- What you have to do
In full and without deviation, write out the entries that follow.

Data items
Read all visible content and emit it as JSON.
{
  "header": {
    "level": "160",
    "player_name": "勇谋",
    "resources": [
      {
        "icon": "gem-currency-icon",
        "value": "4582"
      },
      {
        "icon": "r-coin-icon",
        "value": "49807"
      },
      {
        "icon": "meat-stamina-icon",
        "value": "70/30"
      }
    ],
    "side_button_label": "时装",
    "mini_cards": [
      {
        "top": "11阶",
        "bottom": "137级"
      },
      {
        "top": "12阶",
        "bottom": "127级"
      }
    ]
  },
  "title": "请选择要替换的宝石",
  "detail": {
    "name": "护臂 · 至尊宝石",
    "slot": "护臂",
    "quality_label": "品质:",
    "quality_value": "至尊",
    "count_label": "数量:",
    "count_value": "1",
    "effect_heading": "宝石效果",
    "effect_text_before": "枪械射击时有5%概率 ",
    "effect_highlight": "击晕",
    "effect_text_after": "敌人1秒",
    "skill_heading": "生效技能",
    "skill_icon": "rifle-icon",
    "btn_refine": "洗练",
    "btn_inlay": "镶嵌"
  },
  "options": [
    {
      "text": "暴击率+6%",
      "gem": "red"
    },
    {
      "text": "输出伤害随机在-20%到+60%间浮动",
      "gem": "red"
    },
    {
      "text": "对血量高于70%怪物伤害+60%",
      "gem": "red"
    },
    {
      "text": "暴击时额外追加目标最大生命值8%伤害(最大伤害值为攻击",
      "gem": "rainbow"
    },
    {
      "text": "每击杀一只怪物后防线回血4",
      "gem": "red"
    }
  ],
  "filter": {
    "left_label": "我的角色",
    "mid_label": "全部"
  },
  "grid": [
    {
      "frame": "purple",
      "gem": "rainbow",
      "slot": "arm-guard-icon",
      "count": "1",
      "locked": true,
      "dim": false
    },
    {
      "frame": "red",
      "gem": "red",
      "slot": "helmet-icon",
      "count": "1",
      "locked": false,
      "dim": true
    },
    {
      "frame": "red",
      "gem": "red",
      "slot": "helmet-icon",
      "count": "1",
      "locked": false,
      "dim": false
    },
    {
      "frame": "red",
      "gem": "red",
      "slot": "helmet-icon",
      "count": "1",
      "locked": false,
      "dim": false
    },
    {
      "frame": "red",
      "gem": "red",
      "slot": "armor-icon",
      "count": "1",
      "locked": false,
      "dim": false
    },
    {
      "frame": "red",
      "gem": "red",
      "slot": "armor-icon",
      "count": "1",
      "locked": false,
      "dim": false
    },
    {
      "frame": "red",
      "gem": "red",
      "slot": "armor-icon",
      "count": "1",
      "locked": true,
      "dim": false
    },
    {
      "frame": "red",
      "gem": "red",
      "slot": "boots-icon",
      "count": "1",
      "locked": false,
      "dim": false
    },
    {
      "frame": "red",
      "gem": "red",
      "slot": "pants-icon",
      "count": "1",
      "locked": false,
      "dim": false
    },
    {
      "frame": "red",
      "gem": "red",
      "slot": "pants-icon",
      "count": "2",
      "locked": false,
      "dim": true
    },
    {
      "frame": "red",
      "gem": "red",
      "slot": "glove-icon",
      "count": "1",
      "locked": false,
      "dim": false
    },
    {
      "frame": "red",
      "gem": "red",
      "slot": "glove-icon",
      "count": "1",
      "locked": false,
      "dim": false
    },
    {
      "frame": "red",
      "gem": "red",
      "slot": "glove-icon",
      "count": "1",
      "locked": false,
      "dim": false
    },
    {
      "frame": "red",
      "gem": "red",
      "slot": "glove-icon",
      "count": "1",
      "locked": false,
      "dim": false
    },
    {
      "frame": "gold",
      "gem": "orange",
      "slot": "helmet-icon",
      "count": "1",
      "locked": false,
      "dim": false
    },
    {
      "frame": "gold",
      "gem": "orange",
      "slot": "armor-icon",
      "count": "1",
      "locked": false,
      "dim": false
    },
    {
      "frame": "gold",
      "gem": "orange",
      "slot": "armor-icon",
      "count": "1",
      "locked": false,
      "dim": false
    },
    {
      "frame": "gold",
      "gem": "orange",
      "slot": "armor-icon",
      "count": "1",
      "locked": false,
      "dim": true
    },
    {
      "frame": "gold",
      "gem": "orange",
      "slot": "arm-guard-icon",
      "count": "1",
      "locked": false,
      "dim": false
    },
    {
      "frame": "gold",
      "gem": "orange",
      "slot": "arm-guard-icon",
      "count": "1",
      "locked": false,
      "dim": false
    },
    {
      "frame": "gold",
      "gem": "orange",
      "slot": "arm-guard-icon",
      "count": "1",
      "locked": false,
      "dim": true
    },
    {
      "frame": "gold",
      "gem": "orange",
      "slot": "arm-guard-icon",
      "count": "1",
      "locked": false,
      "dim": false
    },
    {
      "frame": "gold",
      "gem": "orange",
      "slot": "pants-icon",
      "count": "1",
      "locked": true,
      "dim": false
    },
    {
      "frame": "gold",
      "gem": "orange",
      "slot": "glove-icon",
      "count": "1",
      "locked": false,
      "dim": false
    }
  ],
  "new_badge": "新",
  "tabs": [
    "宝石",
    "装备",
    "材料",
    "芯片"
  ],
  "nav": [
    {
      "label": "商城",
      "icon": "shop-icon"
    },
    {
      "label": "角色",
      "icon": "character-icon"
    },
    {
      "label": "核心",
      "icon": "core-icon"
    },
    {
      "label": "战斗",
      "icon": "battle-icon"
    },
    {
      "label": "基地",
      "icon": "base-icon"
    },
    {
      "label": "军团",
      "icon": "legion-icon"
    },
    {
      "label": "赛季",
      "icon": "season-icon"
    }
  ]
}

- Task response
Read all visible content and emit it as JSON.
{
  "header": {
    "level": "160",
    "player_name": "勇谋",
    "resources": [
      {
        "icon": "gem-currency-icon",
        "value": "4582"
      },
      {
        "icon": "r-coin-icon",
        "value": "49807"
      },
      {
        "icon": "meat-stamina-icon",
        "value": "70/30"
      }
    ],
    "side_button_label": "时装",
    "mini_cards": [
      {
        "top": "11阶",
        "bottom": "137级"
      },
      {
        "top": "12阶",
        "bottom": "127级"
      }
    ]
  },
  "title": "请选择要替换的宝石",
  "detail": {
    "name": "护臂 · 至尊宝石",
    "slot": "护臂",
    "quality_label": "品质:",
    "quality_value": "至尊",
    "count_label": "数量:",
    "count_value": "1",
    "effect_heading": "宝石效果",
    "effect_text_before": "枪械射击时有5%概率 ",
    "effect_highlight": "击晕",
    "effect_text_after": "敌人1秒",
    "skill_heading": "生效技能",
    "skill_icon": "rifle-icon",
    "btn_refine": "洗练",
    "btn_inlay": "镶嵌"
  },
  "options": [
    {
      "text": "暴击率+6%",
      "gem": "red"
    },
    {
      "text": "输出伤害随机在-20%到+60%间浮动",
      "gem": "red"
    },
    {
      "text": "对血量高于70%怪物伤害+60%",
      "gem": "red"
    },
    {
      "text": "暴击时额外追加目标最大生命值8%伤害(最大伤害值为攻击",
      "gem": "rainbow"
    },
    {
      "text": "每击杀一只怪物后防线回血4",
      "gem": "red"
    }
  ],
  "filter": {
    "left_label": "我的角色",
    "mid_label": "全部"
  },
  "grid": [
    {
      "frame": "purple",
      "gem": "rainbow",
      "slot": "arm-guard-icon",
      "count": "1",
      "locked": true,
      "dim": false
    },
    {
      "frame": "red",
      "gem": "red",
      "slot": "helmet-icon",
      "count": "1",
      "locked": false,
      "dim": true
    },
    {
      "frame": "red",
      "gem": "red",
      "slot": "helmet-icon",
      "count": "1",
      "locked": false,
      "dim": false
    },
    {
      "frame": "red",
      "gem": "red",
      "slot": "helmet-icon",
      "count": "1",
      "locked": false,
      "dim": false
    },
    {
      "frame": "red",
      "gem": "red",
      "slot": "armor-icon",
      "count": "1",
      "locked": false,
      "dim": false
    },
    {
      "frame": "red",
      "gem": "red",
      "slot": "armor-icon",
      "count": "1",
      "locked": false,
      "dim": false
    },
    {
      "frame": "red",
      "gem": "red",
      "slot": "armor-icon",
      "count": "1",
      "locked": true,
      "dim": false
    },
    {
      "frame": "red",
      "gem": "red",
      "slot": "boots-icon",
      "count": "1",
      "locked": false,
      "dim": false
    },
    {
      "frame": "red",
      "gem": "red",
      "slot": "pants-icon",
      "count": "1",
      "locked": false,
      "dim": false
    },
    {
      "frame": "red",
      "gem": "red",
      "slot": "pants-icon",
      "count": "2",
      "locked": false,
      "dim": true
    },
    {
      "frame": "red",
      "gem": "red",
      "slot": "glove-icon",
      "count": "1",
      "locked": false,
      "dim": false
    },
    {
      "frame": "red",
      "gem": "red",
      "slot": "glove-icon",
      "count": "1",
      "locked": false,
      "dim": false
    },
    {
      "frame": "red",
      "gem": "red",
      "slot": "glove-icon",
      "count": "1",
      "locked": false,
      "dim": false
    },
    {
      "frame": "red",
      "gem": "red",
      "slot": "glove-icon",
      "count": "1",
      "locked": false,
      "dim": false
    },
    {
      "frame": "gold",
      "gem": "orange",
      "slot": "helmet-icon",
      "count": "1",
      "locked": false,
      "dim": false
    },
    {
      "frame": "gold",
      "gem": "orange",
      "slot": "armor-icon",
      "count": "1",
      "locked": false,
      "dim": false
    },
    {
      "frame": "gold",
      "gem": "orange",
      "slot": "armor-icon",
      "count": "1",
      "locked": false,
      "dim": false
    },
    {
      "frame": "gold",
      "gem": "orange",
      "slot": "armor-icon",
      "count": "1",
      "locked": false,
      "dim": true
    },
    {
      "frame": "gold",
      "gem": "orange",
      "slot": "arm-guard-icon",
      "count": "1",
      "locked": false,
      "dim": false
    },
    {
      "frame": "gold",
      "gem": "orange",
      "slot": "arm-guard-icon",
      "count": "1",
      "locked": false,
      "dim": false
    },
    {
      "frame": "gold",
      "gem": "orange",
      "slot": "arm-guard-icon",
      "count": "1",
      "locked": false,
      "dim": true
    },
    {
      "frame": "gold",
      "gem": "orange",
      "slot": "arm-guard-icon",
      "count": "1",
      "locked": false,
      "dim": false
    },
    {
      "frame": "gold",
      "gem": "orange",
      "slot": "pants-icon",
      "count": "1",
      "locked": true,
      "dim": false
    },
    {
      "frame": "gold",
      "gem": "orange",
      "slot": "glove-icon",
      "count": "1",
      "locked": false,
      "dim": false
    }
  ],
  "new_badge": "新",
  "tabs": [
    "宝石",
    "装备",
    "材料",
    "芯片"
  ],
  "nav": [
    {
      "label": "商城",
      "icon": "shop-icon"
    },
    {
      "label": "角色",
      "icon": "character-icon"
    },
    {
      "label": "核心",
      "icon": "core-icon"
    },
    {
      "label": "战斗",
      "icon": "battle-icon"
    },
    {
      "label": "基地",
      "icon": "base-icon"
    },
    {
      "label": "军团",
      "icon": "legion-icon"
    },
    {
      "label": "赛季",
      "icon": "season-icon"
    }
  ]
}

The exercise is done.